• _EXERCISE DIRECTIONS_:
Go through the listing and pick out each line with the word "przesyłka" in it.

━━━━

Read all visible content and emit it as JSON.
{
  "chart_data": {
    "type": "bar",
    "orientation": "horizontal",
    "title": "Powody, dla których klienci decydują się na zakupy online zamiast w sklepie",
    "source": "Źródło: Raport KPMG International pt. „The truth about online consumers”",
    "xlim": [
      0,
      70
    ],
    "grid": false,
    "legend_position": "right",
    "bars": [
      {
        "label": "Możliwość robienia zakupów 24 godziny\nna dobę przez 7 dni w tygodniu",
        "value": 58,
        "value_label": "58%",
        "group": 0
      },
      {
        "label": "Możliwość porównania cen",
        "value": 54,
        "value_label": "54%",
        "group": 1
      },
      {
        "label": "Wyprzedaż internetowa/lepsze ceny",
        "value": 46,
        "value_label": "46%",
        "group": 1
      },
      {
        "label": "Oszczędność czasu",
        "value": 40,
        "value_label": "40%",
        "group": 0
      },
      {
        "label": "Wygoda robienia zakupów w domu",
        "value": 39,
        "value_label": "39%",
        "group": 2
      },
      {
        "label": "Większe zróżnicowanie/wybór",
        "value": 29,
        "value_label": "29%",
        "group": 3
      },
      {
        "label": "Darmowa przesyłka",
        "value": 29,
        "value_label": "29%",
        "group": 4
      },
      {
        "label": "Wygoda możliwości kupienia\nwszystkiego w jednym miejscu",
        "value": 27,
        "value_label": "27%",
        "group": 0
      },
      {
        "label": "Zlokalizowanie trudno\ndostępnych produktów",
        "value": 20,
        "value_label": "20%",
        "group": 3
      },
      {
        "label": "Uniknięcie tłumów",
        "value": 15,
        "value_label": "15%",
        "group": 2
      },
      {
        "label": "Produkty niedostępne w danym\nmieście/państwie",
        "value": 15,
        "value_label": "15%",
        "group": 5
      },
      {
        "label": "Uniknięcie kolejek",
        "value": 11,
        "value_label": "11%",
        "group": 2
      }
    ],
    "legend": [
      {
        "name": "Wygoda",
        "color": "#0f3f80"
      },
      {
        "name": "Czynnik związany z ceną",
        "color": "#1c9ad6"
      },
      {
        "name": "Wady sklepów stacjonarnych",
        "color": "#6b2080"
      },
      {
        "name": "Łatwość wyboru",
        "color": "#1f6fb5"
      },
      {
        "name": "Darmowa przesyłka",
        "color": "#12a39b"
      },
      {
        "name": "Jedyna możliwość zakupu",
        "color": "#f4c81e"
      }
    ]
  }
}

━━━━

• _RESULT OF THIS TASK_:
        "label": "Darmowa przesyłka",
        "name": "Darmowa przesyłka",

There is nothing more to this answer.